__The problem__. Copy out all lines with the word "Metis" in them.

__Records shown__.
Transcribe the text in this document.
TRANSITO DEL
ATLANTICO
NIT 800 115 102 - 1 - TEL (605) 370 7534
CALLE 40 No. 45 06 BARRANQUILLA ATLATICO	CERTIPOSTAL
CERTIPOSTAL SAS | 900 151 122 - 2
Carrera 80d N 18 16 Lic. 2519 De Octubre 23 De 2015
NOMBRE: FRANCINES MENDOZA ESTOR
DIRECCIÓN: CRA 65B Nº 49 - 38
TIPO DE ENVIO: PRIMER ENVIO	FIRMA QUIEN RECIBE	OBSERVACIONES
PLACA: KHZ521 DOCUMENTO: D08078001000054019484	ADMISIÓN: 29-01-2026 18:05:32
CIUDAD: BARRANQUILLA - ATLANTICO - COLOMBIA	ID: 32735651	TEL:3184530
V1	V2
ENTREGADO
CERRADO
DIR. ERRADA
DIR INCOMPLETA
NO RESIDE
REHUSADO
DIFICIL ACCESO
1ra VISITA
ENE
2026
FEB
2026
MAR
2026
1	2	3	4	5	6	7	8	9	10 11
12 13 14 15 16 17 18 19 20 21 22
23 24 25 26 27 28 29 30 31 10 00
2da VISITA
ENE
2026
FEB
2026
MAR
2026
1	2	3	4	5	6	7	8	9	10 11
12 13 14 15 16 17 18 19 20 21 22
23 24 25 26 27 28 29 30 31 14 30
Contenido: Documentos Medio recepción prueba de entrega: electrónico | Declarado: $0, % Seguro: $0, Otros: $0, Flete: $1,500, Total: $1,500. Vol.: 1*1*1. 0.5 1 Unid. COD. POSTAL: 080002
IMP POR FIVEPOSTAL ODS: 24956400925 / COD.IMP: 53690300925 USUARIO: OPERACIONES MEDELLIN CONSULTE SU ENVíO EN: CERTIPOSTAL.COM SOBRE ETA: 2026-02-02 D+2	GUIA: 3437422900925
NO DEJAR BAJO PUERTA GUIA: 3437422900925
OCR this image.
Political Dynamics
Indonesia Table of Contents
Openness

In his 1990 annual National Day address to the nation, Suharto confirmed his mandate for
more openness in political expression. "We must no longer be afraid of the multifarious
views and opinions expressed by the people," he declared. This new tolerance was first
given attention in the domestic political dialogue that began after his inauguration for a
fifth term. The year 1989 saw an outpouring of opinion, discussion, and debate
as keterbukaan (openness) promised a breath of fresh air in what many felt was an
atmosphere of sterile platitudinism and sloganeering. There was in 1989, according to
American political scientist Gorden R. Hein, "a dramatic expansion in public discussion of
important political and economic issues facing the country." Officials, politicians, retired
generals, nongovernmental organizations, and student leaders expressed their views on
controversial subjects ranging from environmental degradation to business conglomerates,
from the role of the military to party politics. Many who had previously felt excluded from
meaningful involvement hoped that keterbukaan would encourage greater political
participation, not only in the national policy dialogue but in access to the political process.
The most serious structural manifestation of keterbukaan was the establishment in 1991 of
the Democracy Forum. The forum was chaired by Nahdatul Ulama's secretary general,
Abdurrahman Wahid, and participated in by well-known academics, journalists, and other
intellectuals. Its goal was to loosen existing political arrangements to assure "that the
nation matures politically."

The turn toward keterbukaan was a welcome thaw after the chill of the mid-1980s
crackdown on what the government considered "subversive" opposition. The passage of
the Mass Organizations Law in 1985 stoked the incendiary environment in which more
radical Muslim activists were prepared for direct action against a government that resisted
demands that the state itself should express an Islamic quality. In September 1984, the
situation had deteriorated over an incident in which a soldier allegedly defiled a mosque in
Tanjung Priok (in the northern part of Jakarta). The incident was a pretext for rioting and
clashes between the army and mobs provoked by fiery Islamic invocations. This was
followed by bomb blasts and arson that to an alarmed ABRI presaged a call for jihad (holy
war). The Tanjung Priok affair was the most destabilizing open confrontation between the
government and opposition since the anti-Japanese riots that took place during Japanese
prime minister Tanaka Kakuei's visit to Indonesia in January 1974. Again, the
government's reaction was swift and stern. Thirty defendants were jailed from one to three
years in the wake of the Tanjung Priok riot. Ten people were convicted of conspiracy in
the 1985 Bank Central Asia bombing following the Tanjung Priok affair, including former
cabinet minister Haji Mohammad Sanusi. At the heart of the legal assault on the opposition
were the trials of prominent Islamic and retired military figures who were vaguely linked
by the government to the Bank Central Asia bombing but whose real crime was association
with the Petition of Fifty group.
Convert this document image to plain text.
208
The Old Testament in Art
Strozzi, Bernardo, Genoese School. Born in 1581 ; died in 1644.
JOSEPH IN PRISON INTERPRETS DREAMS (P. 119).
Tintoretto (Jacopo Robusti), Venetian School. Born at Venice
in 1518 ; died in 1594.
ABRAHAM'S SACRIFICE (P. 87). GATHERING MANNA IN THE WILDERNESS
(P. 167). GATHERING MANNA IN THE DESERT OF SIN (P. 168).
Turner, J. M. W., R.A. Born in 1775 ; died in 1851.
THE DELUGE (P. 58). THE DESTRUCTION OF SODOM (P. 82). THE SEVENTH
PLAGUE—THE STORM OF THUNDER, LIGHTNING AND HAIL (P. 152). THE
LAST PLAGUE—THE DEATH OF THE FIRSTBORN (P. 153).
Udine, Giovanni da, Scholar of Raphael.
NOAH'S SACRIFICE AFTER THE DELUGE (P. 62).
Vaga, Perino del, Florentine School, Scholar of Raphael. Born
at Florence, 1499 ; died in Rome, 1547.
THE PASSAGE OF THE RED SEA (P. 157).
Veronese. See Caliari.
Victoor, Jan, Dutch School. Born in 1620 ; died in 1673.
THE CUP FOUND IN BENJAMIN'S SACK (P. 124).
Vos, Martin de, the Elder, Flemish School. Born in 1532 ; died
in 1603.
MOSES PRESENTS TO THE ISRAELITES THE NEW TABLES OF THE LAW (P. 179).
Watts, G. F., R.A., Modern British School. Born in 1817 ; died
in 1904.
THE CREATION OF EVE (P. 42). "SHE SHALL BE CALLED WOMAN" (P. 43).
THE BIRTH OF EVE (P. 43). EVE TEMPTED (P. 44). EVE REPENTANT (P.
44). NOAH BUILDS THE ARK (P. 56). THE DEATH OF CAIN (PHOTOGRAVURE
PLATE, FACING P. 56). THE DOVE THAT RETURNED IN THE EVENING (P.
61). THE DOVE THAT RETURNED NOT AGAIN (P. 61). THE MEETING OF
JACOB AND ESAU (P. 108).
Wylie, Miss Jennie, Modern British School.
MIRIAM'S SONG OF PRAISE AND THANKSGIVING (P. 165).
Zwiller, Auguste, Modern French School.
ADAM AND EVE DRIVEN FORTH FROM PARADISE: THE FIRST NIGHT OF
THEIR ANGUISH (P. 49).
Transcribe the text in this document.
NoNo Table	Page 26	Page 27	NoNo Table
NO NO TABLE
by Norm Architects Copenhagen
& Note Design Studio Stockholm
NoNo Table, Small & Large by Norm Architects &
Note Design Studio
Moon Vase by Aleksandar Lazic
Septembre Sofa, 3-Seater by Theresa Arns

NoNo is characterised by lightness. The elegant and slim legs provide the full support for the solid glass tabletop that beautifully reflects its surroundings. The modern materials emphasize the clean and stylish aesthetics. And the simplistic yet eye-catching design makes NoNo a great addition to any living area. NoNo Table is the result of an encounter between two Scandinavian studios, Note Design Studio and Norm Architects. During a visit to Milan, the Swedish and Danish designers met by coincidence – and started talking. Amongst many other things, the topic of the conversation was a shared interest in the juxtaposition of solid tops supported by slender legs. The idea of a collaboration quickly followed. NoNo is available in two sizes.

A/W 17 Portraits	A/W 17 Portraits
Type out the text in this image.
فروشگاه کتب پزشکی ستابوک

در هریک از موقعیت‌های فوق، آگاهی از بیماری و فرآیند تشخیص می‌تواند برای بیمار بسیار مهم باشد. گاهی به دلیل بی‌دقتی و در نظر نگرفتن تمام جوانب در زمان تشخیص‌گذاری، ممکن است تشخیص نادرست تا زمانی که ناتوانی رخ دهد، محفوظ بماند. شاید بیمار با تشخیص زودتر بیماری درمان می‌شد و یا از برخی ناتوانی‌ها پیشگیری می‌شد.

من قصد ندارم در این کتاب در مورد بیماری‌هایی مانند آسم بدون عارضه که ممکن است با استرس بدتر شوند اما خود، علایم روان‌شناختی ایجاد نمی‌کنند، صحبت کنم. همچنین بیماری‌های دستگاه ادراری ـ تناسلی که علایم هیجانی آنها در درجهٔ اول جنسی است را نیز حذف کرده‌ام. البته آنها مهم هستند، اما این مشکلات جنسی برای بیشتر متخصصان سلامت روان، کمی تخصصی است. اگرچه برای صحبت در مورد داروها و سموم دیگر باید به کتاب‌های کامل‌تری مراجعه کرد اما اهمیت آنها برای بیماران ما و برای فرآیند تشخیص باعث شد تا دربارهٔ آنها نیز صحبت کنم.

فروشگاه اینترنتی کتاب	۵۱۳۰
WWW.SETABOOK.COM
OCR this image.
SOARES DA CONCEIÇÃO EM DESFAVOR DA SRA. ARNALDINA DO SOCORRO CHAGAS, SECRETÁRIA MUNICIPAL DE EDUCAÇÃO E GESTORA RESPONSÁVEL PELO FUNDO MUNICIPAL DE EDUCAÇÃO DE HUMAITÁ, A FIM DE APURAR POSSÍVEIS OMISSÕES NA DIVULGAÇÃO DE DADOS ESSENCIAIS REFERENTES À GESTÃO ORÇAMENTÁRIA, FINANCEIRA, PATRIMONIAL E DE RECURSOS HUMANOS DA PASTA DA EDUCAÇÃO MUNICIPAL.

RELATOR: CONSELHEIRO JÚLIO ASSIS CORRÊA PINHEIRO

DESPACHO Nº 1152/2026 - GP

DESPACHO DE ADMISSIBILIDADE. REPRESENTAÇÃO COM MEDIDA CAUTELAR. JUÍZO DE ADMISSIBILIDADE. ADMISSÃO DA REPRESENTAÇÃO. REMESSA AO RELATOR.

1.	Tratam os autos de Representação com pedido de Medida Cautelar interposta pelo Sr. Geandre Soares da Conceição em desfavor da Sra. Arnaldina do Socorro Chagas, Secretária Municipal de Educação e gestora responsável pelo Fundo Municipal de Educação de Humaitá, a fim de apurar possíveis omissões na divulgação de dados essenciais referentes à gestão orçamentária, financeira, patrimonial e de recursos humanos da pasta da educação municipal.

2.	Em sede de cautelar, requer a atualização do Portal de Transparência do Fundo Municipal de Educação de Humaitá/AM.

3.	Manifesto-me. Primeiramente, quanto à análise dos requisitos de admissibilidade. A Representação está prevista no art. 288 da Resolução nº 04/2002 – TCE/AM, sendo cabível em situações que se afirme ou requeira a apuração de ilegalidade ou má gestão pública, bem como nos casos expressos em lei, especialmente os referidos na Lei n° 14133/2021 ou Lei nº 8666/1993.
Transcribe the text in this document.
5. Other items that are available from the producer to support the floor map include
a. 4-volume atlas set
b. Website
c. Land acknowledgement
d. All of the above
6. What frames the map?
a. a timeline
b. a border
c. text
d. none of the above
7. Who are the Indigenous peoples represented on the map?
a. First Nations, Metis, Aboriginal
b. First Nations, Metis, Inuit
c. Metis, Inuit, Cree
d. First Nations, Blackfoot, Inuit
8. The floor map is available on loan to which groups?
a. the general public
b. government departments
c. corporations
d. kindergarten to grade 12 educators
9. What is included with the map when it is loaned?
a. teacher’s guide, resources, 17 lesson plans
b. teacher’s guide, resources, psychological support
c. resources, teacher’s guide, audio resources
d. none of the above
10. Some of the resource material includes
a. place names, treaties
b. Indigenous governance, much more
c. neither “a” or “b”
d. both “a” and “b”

__Correct answer__.
a. First Nations, Metis, Aboriginal
b. First Nations, Metis, Inuit
c. Metis, Inuit, Cree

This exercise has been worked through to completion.